** BEGIN Text extract **

CODEWITHSUNDEEP
xsltxslt-2.0
User501
User501

Reputation: 347

Need to format the date as per the input xml file

Need to change the date format from 123121(mmddyy) to 12/31/2021(mm/dd/yyyy)

Input XML I'm having:

<section>
<Plans>
<Date>123121</Date>
</Plans>
</section>

<p>date: <keyword keyref="Cost:Date:date4"/></p>

XSL I have tried:

<xsl:template match="keyword[contains(@keyref, 'Cost:Date:date4')]">
        <xsl:param name="section" as="element()" tunnel="yes">
            <empty/>
        </xsl:param>
        <keyword keyref="Cost:Date:date4">
            <xsl:call-template name="format_variable">
                <xsl:with-param name="cur_keyref" select="@keyref"/>
                <xsl:with-param name="cur_value"

** END Text extract **
** BEGIN Input material **

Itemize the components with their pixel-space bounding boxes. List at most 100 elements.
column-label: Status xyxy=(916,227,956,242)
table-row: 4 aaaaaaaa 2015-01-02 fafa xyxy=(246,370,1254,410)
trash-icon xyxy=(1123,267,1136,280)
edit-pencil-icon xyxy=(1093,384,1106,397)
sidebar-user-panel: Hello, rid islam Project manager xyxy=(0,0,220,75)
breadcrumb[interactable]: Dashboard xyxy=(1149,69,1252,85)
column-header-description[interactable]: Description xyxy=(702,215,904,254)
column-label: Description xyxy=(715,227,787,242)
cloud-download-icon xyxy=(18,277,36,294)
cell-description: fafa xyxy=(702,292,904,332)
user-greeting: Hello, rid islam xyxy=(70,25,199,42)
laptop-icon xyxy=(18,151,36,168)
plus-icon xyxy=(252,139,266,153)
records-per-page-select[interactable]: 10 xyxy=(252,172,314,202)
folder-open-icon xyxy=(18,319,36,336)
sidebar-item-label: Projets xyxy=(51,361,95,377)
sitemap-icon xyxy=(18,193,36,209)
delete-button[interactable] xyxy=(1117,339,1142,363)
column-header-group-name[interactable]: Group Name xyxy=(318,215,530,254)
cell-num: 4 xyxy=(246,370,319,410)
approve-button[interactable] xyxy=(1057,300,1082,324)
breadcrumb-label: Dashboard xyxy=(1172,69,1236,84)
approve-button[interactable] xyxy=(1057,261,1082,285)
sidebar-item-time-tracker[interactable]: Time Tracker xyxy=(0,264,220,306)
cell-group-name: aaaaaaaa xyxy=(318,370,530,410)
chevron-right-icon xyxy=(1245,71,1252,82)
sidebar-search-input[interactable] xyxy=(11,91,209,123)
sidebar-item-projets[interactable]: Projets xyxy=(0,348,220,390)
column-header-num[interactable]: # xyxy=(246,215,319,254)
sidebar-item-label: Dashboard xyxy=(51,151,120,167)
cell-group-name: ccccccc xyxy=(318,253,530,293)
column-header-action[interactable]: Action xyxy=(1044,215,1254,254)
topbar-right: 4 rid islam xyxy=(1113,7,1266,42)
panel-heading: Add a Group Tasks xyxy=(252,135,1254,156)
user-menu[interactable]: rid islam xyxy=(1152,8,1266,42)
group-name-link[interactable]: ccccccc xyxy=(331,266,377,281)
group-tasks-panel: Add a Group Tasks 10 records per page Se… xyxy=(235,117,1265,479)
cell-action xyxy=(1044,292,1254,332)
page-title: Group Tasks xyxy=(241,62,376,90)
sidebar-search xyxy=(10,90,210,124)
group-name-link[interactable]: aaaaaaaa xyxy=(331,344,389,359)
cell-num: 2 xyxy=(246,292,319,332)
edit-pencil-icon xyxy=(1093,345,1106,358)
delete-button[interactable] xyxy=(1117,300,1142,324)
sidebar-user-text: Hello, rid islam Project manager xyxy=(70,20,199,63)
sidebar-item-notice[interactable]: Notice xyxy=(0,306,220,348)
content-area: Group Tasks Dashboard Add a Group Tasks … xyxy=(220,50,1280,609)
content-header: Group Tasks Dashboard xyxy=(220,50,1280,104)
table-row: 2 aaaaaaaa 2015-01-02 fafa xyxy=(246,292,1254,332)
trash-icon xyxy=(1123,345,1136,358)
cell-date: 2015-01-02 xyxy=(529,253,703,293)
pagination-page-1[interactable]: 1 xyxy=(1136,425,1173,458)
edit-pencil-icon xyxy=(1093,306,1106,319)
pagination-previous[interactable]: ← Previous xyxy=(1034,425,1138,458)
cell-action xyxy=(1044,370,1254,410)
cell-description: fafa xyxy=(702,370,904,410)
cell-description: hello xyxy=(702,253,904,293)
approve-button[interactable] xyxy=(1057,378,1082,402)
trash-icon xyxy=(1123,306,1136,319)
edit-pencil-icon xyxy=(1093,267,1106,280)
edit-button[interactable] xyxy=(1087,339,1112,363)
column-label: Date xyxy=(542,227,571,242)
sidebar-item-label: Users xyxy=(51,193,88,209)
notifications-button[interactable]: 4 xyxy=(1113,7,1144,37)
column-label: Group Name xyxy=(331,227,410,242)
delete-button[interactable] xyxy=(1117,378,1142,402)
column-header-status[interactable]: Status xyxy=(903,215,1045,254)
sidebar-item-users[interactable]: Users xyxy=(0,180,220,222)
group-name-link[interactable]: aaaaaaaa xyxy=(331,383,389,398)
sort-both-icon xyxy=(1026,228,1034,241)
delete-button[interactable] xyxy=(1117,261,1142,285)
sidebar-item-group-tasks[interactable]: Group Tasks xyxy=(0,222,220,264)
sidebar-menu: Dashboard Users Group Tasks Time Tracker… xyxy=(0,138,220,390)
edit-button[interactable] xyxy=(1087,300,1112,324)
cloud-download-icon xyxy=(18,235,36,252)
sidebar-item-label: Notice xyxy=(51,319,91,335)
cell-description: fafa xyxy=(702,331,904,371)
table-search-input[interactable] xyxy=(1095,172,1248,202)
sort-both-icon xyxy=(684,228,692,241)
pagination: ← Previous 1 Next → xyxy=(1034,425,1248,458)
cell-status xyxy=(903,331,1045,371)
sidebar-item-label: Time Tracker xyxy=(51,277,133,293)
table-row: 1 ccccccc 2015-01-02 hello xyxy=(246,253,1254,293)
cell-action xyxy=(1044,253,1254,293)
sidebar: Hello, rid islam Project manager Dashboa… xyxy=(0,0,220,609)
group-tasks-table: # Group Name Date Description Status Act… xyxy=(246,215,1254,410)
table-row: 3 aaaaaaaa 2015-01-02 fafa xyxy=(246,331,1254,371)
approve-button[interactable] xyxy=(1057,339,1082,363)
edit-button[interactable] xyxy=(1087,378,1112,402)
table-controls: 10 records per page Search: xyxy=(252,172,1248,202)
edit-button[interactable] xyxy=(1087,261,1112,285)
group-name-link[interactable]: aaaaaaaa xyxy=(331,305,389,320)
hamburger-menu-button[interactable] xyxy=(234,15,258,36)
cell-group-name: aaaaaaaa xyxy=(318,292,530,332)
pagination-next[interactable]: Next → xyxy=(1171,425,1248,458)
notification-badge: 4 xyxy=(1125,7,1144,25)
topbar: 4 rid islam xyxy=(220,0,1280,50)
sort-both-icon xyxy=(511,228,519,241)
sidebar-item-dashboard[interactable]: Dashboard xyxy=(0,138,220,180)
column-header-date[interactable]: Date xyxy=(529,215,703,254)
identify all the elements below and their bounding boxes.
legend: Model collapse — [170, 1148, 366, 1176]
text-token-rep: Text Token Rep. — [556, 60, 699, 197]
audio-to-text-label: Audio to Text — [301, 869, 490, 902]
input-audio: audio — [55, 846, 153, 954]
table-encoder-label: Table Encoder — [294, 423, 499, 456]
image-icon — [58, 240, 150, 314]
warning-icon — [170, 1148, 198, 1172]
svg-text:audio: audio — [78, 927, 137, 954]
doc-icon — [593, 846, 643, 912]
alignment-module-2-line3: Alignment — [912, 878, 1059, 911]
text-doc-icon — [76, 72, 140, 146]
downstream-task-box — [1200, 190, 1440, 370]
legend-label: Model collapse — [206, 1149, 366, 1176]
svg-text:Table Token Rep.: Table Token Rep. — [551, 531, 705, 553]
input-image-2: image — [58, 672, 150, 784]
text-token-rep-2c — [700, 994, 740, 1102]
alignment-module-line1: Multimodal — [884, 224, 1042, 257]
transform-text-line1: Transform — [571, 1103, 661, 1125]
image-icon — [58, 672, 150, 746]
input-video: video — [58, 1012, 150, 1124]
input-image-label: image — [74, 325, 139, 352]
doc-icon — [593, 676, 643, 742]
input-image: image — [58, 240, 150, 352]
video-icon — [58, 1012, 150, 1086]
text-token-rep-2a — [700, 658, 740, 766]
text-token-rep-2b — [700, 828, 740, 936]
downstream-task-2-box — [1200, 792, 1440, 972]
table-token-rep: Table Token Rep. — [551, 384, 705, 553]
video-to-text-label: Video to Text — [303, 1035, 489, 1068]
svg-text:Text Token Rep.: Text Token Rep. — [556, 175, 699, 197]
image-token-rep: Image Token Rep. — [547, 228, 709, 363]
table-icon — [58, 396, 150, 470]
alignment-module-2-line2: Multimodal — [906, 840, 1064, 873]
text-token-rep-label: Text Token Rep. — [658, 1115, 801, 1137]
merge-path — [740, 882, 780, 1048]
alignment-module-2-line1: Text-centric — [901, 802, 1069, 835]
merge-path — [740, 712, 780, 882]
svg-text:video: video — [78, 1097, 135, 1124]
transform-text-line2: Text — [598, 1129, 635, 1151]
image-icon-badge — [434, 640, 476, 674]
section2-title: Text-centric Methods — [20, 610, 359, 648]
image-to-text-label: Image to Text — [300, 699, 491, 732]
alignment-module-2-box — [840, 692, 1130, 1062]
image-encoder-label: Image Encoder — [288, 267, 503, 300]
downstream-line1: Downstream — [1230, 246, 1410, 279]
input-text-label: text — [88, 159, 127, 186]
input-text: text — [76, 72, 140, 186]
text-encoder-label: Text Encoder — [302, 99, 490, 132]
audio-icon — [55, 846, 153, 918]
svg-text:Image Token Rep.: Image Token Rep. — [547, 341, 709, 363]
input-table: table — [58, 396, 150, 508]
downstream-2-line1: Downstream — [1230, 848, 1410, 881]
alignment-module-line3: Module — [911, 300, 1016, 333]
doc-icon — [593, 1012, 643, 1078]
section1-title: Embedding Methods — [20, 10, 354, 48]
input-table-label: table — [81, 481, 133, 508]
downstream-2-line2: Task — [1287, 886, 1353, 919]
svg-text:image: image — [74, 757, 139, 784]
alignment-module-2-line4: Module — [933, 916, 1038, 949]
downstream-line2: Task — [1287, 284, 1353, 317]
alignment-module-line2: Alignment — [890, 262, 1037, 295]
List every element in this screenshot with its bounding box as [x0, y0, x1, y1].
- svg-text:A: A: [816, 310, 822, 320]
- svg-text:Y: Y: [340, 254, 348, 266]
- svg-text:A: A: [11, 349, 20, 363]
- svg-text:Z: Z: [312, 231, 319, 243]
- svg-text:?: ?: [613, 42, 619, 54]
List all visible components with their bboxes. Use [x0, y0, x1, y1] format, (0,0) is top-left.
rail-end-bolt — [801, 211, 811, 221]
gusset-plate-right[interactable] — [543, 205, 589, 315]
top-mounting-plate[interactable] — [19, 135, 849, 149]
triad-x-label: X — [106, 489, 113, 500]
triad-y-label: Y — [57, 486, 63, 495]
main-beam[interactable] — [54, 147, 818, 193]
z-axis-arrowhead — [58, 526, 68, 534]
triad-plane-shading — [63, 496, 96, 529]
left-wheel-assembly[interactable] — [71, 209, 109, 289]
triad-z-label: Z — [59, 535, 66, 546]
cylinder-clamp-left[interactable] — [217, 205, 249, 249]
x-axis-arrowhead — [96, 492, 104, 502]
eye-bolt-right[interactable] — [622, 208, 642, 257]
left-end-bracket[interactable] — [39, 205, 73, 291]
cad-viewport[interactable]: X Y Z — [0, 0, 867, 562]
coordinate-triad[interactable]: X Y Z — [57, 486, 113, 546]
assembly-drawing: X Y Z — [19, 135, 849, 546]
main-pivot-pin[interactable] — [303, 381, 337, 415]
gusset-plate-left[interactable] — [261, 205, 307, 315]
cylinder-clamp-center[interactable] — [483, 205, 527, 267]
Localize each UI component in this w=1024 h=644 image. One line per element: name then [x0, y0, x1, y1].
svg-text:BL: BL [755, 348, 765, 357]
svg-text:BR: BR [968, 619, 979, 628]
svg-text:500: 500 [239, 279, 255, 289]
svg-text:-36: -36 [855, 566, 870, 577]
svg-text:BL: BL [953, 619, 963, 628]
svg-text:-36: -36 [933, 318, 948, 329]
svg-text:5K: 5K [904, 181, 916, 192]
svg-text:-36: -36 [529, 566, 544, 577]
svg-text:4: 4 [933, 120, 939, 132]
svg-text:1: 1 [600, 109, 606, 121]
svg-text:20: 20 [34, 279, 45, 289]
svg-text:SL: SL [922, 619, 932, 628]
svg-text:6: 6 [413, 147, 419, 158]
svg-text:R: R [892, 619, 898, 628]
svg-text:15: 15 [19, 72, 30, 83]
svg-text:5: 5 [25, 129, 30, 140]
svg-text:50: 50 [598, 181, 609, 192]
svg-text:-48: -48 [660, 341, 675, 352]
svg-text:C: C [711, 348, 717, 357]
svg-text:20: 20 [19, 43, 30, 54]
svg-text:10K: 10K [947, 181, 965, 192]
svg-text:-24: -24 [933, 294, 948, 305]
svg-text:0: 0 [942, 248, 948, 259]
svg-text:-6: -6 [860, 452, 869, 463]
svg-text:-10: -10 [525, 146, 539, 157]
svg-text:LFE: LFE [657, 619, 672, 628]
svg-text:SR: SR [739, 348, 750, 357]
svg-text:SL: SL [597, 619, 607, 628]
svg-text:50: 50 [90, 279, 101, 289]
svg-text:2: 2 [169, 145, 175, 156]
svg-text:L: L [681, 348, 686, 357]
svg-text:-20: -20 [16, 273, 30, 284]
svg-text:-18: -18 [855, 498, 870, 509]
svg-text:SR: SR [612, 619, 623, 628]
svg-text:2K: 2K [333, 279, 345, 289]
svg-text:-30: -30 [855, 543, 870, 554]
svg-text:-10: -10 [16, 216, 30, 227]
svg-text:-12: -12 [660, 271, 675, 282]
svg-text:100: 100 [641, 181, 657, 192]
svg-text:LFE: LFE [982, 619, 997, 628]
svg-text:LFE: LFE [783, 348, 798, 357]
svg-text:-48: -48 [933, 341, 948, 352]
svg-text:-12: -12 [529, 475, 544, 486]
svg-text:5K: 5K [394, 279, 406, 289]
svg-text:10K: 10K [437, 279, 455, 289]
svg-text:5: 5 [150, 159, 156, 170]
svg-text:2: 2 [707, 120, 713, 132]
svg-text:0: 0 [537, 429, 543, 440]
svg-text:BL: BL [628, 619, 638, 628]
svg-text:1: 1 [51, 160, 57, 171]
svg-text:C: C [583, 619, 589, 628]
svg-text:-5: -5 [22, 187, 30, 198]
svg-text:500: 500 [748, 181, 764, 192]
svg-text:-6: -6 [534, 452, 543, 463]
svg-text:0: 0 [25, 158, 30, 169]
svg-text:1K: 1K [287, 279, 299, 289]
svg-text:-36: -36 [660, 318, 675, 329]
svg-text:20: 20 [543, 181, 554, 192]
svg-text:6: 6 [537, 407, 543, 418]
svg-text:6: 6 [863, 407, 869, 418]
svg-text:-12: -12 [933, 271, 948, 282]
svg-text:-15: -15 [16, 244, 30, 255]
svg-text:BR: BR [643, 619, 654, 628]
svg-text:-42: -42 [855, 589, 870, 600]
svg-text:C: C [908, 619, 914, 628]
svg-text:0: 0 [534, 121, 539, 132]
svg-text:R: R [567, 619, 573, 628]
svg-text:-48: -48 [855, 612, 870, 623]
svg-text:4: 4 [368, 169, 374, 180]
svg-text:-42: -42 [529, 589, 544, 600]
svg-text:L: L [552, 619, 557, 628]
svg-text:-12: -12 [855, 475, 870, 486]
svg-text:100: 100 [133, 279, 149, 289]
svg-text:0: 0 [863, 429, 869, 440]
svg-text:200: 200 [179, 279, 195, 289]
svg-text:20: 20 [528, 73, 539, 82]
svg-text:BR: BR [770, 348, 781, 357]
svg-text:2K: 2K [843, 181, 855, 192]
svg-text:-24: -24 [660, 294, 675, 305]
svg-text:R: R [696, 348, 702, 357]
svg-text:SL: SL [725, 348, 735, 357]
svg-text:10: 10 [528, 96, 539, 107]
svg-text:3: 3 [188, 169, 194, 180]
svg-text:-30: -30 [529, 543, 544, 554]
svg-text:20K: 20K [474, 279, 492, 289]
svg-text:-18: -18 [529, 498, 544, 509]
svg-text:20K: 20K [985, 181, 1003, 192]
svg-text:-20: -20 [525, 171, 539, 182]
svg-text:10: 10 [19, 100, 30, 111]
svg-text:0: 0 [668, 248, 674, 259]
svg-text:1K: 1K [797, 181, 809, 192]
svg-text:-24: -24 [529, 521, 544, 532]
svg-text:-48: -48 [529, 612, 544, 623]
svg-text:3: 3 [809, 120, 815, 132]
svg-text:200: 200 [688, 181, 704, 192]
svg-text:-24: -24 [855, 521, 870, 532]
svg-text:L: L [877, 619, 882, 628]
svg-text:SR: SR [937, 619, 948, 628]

** END Input material **

Instructions:
- a) Turn the records into a numbered list, starting with their first line and going on through the line that contains "approve-button[interactable] xyxy=(1057,300,1082,324)", and leave out any blank lines.
- b) Go on with the forum post about changing a date format with XSLT from the point where it stops.

Exercise results:
- a)
1. Itemize the components with their pixel-space bounding boxes. List at most 100 elements.
2. column-label: Status xyxy=(916,227,956,242)
3. table-row: 4 aaaaaaaa 2015-01-02 fafa xyxy=(246,370,1254,410)
4. trash-icon xyxy=(1123,267,1136,280)
5. edit-pencil-icon xyxy=(1093,384,1106,397)
6. sidebar-user-panel: Hello, rid islam Project manager xyxy=(0,0,220,75)
7. breadcrumb[interactable]: Dashboard xyxy=(1149,69,1252,85)
8. column-header-description[interactable]: Description xyxy=(702,215,904,254)
9. column-label: Description xyxy=(715,227,787,242)
10. cloud-download-icon xyxy=(18,277,36,294)
11. cell-description: fafa xyxy=(702,292,904,332)
12. user-greeting: Hello, rid islam xyxy=(70,25,199,42)
13. laptop-icon xyxy=(18,151,36,168)
14. plus-icon xyxy=(252,139,266,153)
15. records-per-page-select[interactable]: 10 xyxy=(252,172,314,202)
16. folder-open-icon xyxy=(18,319,36,336)
17. sidebar-item-label: Projets xyxy=(51,361,95,377)
18. sitemap-icon xyxy=(18,193,36,209)
19. delete-button[interactable] xyxy=(1117,339,1142,363)
20. column-header-group-name[interactable]: Group Name xyxy=(318,215,530,254)
21. cell-num: 4 xyxy=(246,370,319,410)
22. approve-button[interactable] xyxy=(1057,300,1082,324)

- b)
                    select="$section//Plans/Date"/>
                <xsl:with-param name="cur_format" select="'date4'"/>
            </xsl:call-template>
        </keyword>
    </xsl:template>
    
          <xsl:template name="format_variable">
        <xsl:param name="cur_keyref" as="xs:string">MISSING</xsl:param>
        <xsl:param name="cur_value" as="xs:string">MISSING</xsl:param>
        <xsl:param name="cur_format" as="xs:string">MISSING</xsl:param>
        <xsl:choose>
        <xsl:when test="$cur_format = 'date4'">
                <xsl:value-of select="format-dateTime($cur_value, '[M01]/[D01]/[Y0001]')"/>
            </xsl:when>
            <xsl:otherwise>
                <xsl:value-of
                    select="concat('MISSING_FORMAT_', $cur_keyref, '_', $cur_value, '_[', $cur_format, ']')"
                />
            </xsl:otherwise>
            </xsl:choose>
            </xsl:template>

When I'm trying the above code its showing the below error:

Invalid dateTime value "123121" (Too short)

Please somebody help me out get the 12/31/2021(mm/dd/yyyy) value on the output.

Upvotes: 0

Views: 189

Answers (1)

michael.hor257k
michael.hor257k

Reputation: 117165

You are trying to use the format-dateTime() function on something that is not a valid dateTime.

What can't you do simply:

<xsl:value-of select="replace(Date, '(.{2})(.{2})(.{2})', '$1/$2/20$3')"/>

Note that this is assuming all your dates will be in the 21st century. Otherwise you would need additional logic to identify the century.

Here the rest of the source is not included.